▶ _Dataset content_:
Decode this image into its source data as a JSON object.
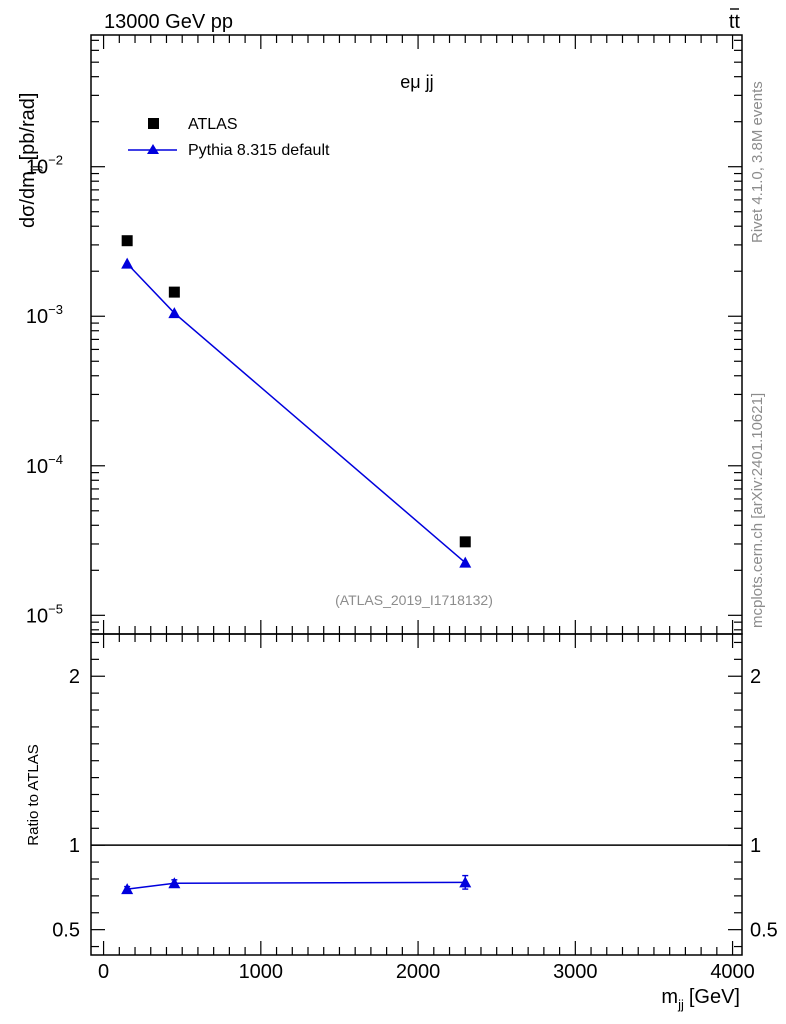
{
  "header": {
    "energy": "13000 GeV pp",
    "process_base": "tt",
    "channel": "eμ jj",
    "analysis": "(ATLAS_2019_I1718132)"
  },
  "side_labels": {
    "rivet": "Rivet 4.1.0,  3.8M events",
    "mcplots": "mcplots.cern.ch [arXiv:2401.10621]"
  },
  "colors": {
    "data": "#000000",
    "mc": "#0000dd",
    "grey": "#8c8c8c"
  },
  "chart_data": [
    {
      "type": "scatter",
      "panel": "main",
      "ylabel_main": "dσ/dm",
      "ylabel_sub": "jj",
      "ylabel_unit": "[pb/rad]",
      "yscale": "log",
      "xlim": [
        -80,
        4060
      ],
      "ylim": [
        7.5e-06,
        0.076
      ],
      "y_ticks": [
        {
          "base": "10",
          "exp": "−2",
          "value": 0.01
        },
        {
          "base": "10",
          "exp": "−3",
          "value": 0.001
        },
        {
          "base": "10",
          "exp": "−4",
          "value": 0.0001
        },
        {
          "base": "10",
          "exp": "−5",
          "value": 1e-05
        }
      ],
      "legend_position": "top-left",
      "series": [
        {
          "name": "ATLAS",
          "marker": "square",
          "x": [
            150,
            450,
            2300
          ],
          "y": [
            0.0032,
            0.00145,
            3.1e-05
          ]
        },
        {
          "name": "Pythia 8.315 default",
          "marker": "triangle",
          "line": true,
          "x": [
            150,
            450,
            2300
          ],
          "y": [
            0.00225,
            0.00105,
            2.25e-05
          ]
        }
      ]
    },
    {
      "type": "line",
      "panel": "ratio",
      "ylabel": "Ratio to ATLAS",
      "xlabel_main": "m",
      "xlabel_sub": "jj",
      "xlabel_unit": "[GeV]",
      "xlim": [
        -80,
        4060
      ],
      "ylim": [
        0.35,
        2.25
      ],
      "x_ticks": [
        "0",
        "1000",
        "2000",
        "3000",
        "4000"
      ],
      "x_tick_values": [
        0,
        1000,
        2000,
        3000,
        4000
      ],
      "y_ticks": [
        "0.5",
        "1",
        "2"
      ],
      "y_tick_values": [
        0.5,
        1,
        2
      ],
      "reference": 1,
      "series": [
        {
          "name": "Pythia 8.315 default",
          "x": [
            150,
            450,
            2300
          ],
          "y": [
            0.74,
            0.775,
            0.78
          ],
          "err": [
            0.015,
            0.02,
            0.04
          ]
        }
      ]
    }
  ]
}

▶ _Stated goal_:
Exclude the pictures and repeat every other part of the records word for word.

▶ _Reply_:
Decode this image into its source data as a JSON object.
{
  "header": {
    "energy": "13000 GeV pp",
    "process_base": "tt",
    "channel": "eμ jj",
    "analysis": "(ATLAS_2019_I1718132)"
  },
  "side_labels": {
    "rivet": "Rivet 4.1.0,  3.8M events",
    "mcplots": "mcplots.cern.ch [arXiv:2401.10621]"
  },
  "colors": {
    "data": "#000000",
    "mc": "#0000dd",
    "grey": "#8c8c8c"
  },
  "chart_data": [
    {
      "type": "scatter",
      "panel": "main",
      "ylabel_main": "dσ/dm",
      "ylabel_sub": "jj",
      "ylabel_unit": "[pb/rad]",
      "yscale": "log",
      "xlim": [
        -80,
        4060
      ],
      "ylim": [
        7.5e-06,
        0.076
      ],
      "y_ticks": [
        {
          "base": "10",
          "exp": "−2",
          "value": 0.01
        },
        {
          "base": "10",
          "exp": "−3",
          "value": 0.001
        },
        {
          "base": "10",
          "exp": "−4",
          "value": 0.0001
        },
        {
          "base": "10",
          "exp": "−5",
          "value": 1e-05
        }
      ],
      "legend_position": "top-left",
      "series": [
        {
          "name": "ATLAS",
          "marker": "square",
          "x": [
            150,
            450,
            2300
          ],
          "y": [
            0.0032,
            0.00145,
            3.1e-05
          ]
        },
        {
          "name": "Pythia 8.315 default",
          "marker": "triangle",
          "line": true,
          "x": [
            150,
            450,
            2300
          ],
          "y": [
            0.00225,
            0.00105,
            2.25e-05
          ]
        }
      ]
    },
    {
      "type": "line",
      "panel": "ratio",
      "ylabel": "Ratio to ATLAS",
      "xlabel_main": "m",
      "xlabel_sub": "jj",
      "xlabel_unit": "[GeV]",
      "xlim": [
        -80,
        4060
      ],
      "ylim": [
        0.35,
        2.25
      ],
      "x_ticks": [
        "0",
        "1000",
        "2000",
        "3000",
        "4000"
      ],
      "x_tick_values": [
        0,
        1000,
        2000,
        3000,
        4000
      ],
      "y_ticks": [
        "0.5",
        "1",
        "2"
      ],
      "y_tick_values": [
        0.5,
        1,
        2
      ],
      "reference": 1,
      "series": [
        {
          "name": "Pythia 8.315 default",
          "x": [
            150,
            450,
            2300
          ],
          "y": [
            0.74,
            0.775,
            0.78
          ],
          "err": [
            0.015,
            0.02,
            0.04
          ]
        }
      ]
    }
  ]
}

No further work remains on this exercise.